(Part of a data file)

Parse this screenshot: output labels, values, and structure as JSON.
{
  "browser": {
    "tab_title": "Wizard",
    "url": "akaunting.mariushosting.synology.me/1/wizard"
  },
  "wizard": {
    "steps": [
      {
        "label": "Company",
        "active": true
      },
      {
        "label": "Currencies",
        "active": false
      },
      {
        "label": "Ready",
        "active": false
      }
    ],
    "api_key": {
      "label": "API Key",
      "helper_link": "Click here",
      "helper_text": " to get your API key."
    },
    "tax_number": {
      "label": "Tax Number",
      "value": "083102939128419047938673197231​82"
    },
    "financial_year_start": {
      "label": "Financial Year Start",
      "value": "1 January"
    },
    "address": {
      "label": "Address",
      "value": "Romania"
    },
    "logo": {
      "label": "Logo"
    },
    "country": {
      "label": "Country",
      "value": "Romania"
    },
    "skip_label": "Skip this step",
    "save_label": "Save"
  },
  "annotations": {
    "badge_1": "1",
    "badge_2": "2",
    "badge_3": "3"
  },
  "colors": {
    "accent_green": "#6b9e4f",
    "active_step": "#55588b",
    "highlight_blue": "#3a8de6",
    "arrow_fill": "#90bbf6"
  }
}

TO BE DONE: Extract the full set of entries word for word.

TASK OUTPUT:
Parse this screenshot: output labels, values, and structure as JSON.
{
  "browser": {
    "tab_title": "Wizard",
    "url": "akaunting.mariushosting.synology.me/1/wizard"
  },
  "wizard": {
    "steps": [
      {
        "label": "Company",
        "active": true
      },
      {
        "label": "Currencies",
        "active": false
      },
      {
        "label": "Ready",
        "active": false
      }
    ],
    "api_key": {
      "label": "API Key",
      "helper_link": "Click here",
      "helper_text": " to get your API key."
    },
    "tax_number": {
      "label": "Tax Number",
      "value": "083102939128419047938673197231​82"
    },
    "financial_year_start": {
      "label": "Financial Year Start",
      "value": "1 January"
    },
    "address": {
      "label": "Address",
      "value": "Romania"
    },
    "logo": {
      "label": "Logo"
    },
    "country": {
      "label": "Country",
      "value": "Romania"
    },
    "skip_label": "Skip this step",
    "save_label": "Save"
  },
  "annotations": {
    "badge_1": "1",
    "badge_2": "2",
    "badge_3": "3"
  },
  "colors": {
    "accent_green": "#6b9e4f",
    "active_step": "#55588b",
    "highlight_blue": "#3a8de6",
    "arrow_fill": "#90bbf6"
  }
}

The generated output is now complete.